→ **Given text**:
-- START --
Minister for music, Kim Howells, today pledged to simplify licensing

laws to make it easier and cheaper for pubs to obtain permission to

stage musical performances.

Speaking to representatives from the world of jazz, folk, world and

fusion music, at Modal 2002, an annual conference for the UK's non-

mainstream music industry, Kim Howells said:

'I want to ensure that everyone, regardless of where they live,

their culture or ethnic background, gender or ability to pay, has

the opportunity to experience live music.'

Kim Howells spoke to delegates about public entertainment licenses

and their effect on live musical performances in pubs. He said:

'I am firmly committed to the reform and modernisation of our

archaic and at times, wholly stupid, licensing laws. I do not

need persuasion that the 'two musicians rule' is outdated and

pointless.'

The current rule allows one or two singers or musicians to perform in

a pub without the landlord being required to obtain the normal fee-

paid public entertainment licence from the local authority.
-- END --
→ **Instructions**:
(1) According to the pub licensing text, what does the current rule allow one or two singers or musicians to do?
(2) Pick up the pub licensing text after its final sentence and carry it on.
The entries after the pub licensing text come from an unrelated source.

→ **Supplied records**:
-- START --
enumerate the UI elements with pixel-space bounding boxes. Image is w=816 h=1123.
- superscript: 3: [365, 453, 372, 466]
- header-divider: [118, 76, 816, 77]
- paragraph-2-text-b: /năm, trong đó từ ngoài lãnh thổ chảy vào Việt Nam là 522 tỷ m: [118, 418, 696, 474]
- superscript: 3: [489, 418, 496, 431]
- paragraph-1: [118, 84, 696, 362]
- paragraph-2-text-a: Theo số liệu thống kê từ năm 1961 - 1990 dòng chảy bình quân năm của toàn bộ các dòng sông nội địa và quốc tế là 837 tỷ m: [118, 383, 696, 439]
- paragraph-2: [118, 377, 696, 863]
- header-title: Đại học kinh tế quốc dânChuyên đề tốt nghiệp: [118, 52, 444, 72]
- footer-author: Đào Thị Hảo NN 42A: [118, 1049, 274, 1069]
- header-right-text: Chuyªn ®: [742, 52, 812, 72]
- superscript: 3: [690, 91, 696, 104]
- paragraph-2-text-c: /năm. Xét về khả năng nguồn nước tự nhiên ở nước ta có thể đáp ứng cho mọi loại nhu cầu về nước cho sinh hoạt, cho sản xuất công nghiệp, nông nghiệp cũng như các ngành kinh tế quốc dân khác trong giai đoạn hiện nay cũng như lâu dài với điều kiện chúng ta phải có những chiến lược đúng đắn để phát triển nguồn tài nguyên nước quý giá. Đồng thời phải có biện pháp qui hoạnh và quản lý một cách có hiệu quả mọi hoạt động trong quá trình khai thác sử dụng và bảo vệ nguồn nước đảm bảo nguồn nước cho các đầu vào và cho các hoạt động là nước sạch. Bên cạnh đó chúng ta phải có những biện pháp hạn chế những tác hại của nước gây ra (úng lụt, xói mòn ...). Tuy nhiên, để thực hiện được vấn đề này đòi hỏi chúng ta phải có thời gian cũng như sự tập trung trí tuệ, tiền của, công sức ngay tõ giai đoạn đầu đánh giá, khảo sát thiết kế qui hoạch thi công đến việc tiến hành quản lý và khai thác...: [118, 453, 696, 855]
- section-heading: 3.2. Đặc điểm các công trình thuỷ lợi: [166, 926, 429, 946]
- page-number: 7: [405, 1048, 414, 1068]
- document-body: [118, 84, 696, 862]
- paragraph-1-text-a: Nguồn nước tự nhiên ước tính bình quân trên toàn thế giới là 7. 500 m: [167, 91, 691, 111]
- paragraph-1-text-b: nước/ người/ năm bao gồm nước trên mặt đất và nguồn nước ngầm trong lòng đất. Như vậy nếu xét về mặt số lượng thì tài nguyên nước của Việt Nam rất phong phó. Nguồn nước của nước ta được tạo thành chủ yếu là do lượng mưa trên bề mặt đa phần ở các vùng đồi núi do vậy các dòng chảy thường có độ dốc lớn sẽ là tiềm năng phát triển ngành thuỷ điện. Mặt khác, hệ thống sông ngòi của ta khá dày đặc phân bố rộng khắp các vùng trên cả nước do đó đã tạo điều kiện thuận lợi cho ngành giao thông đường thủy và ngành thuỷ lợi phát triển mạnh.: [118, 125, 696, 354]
-- END --
→ **Answers given**:
(1) Perform in a pub without the landlord having to obtain the normal fee-paid public entertainment licence from the local authority.

(2)
Dr Howells continued:

'Simply abolishing the two musicians rule is not enough. Abolition

would remove the exemption and make it harder and more costly for

pubs to put on singers and other musical performers. Our approach is

to simplify and integrate the licensing regimes so that it is easier

and less expensive for pubs to obtain the necessary permission to

stage musical performances. These reforms have to be introduced

through primary legislation - there is no quick fix.

'We intend to bring forward a Bill modernising the licensing

laws as soon as parliamentary time permits.'

The reformed licensing system will sweep away a great deal of current

red tape, which deters many licensees from staging musical and other

public entertainment. But it will still provide protection for

customers and for local residents who can be disturbed by excessive

noise from some premises.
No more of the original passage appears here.